(Stored items)
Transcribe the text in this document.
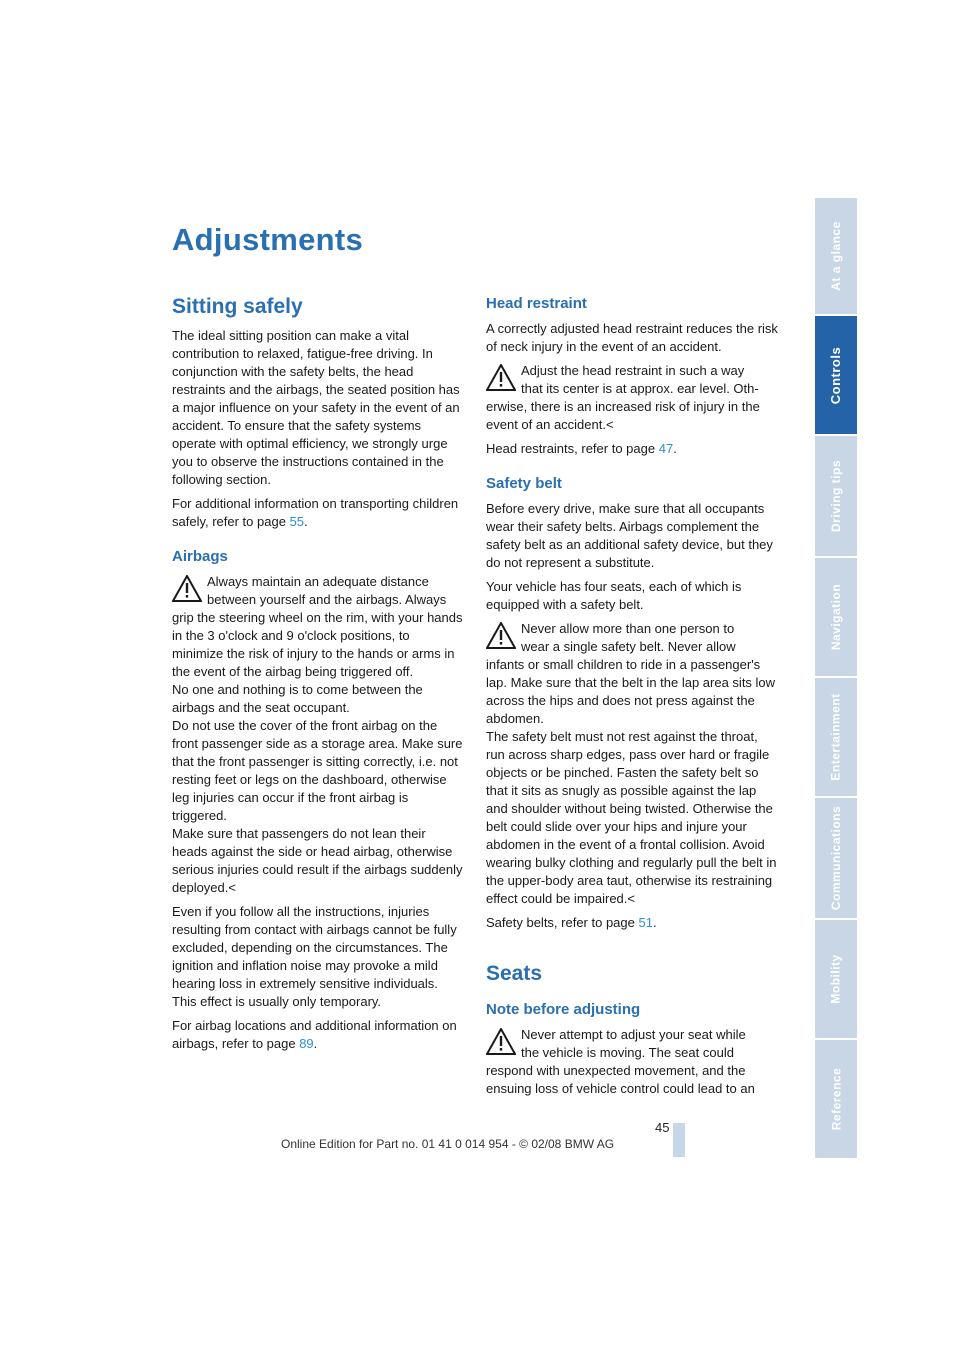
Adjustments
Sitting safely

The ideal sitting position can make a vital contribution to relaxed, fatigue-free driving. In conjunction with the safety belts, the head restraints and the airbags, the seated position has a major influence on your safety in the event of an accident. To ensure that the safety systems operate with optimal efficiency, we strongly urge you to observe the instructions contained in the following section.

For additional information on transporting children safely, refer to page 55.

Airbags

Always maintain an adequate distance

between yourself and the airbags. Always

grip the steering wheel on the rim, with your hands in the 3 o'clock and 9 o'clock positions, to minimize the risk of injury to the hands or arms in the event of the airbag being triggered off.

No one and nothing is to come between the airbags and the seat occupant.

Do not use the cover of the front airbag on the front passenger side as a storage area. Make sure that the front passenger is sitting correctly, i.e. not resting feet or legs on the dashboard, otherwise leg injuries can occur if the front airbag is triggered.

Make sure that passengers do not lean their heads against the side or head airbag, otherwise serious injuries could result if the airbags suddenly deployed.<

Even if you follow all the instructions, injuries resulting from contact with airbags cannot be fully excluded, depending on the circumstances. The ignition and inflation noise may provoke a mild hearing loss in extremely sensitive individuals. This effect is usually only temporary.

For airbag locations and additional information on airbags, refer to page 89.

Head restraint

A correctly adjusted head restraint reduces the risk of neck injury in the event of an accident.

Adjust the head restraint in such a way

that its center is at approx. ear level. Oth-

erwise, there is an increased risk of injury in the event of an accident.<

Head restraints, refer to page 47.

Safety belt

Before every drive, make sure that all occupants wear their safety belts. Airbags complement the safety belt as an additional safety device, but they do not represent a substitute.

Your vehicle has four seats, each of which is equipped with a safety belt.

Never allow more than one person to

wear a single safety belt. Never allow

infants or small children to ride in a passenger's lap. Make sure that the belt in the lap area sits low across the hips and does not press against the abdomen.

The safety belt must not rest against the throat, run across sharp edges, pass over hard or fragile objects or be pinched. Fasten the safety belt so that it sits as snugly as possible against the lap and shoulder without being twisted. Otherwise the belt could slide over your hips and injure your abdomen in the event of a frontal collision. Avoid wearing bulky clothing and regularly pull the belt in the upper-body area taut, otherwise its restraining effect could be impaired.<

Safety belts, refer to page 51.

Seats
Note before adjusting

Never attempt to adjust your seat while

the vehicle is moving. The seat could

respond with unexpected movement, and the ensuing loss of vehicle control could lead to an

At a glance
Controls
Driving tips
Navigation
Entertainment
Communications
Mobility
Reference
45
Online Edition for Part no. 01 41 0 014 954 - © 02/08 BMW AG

- [AIM OF THE EXERCISE] Show the lines from the data above that contain the string "Never".

- [COMPLETE ANSWER]
Never allow more than one person to
wear a single safety belt. Never allow
Never attempt to adjust your seat while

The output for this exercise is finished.